▶ **WHAT THE TASK REQUIRES**: Copy out each line of the material below with no changes.

┌─ RECORD LIST

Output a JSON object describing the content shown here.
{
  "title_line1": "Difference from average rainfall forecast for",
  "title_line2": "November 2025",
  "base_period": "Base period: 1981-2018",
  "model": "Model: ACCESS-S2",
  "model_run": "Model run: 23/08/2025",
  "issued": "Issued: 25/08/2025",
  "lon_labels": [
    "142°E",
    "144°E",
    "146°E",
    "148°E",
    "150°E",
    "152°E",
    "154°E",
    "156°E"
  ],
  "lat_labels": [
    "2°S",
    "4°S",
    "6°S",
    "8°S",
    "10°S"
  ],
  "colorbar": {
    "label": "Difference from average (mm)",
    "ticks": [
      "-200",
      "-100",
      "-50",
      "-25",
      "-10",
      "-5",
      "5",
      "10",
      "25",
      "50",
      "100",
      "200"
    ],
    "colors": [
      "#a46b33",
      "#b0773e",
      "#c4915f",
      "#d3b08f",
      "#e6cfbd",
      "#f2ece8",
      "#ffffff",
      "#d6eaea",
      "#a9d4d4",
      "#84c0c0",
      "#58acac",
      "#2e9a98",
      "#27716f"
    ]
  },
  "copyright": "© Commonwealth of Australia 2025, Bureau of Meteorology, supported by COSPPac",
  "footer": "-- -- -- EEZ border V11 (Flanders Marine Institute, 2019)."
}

└─

▶ **WRITTEN SOLUTION**:
Output a JSON object describing the content shown here.
{
  "title_line1": "Difference from average rainfall forecast for",
  "title_line2": "November 2025",
  "base_period": "Base period: 1981-2018",
  "model": "Model: ACCESS-S2",
  "model_run": "Model run: 23/08/2025",
  "issued": "Issued: 25/08/2025",
  "lon_labels": [
    "142°E",
    "144°E",
    "146°E",
    "148°E",
    "150°E",
    "152°E",
    "154°E",
    "156°E"
  ],
  "lat_labels": [
    "2°S",
    "4°S",
    "6°S",
    "8°S",
    "10°S"
  ],
  "colorbar": {
    "label": "Difference from average (mm)",
    "ticks": [
      "-200",
      "-100",
      "-50",
      "-25",
      "-10",
      "-5",
      "5",
      "10",
      "25",
      "50",
      "100",
      "200"
    ],
    "colors": [
      "#a46b33",
      "#b0773e",
      "#c4915f",
      "#d3b08f",
      "#e6cfbd",
      "#f2ece8",
      "#ffffff",
      "#d6eaea",
      "#a9d4d4",
      "#84c0c0",
      "#58acac",
      "#2e9a98",
      "#27716f"
    ]
  },
  "copyright": "© Commonwealth of Australia 2025, Bureau of Meteorology, supported by COSPPac",
  "footer": "-- -- -- EEZ border V11 (Flanders Marine Institute, 2019)."
}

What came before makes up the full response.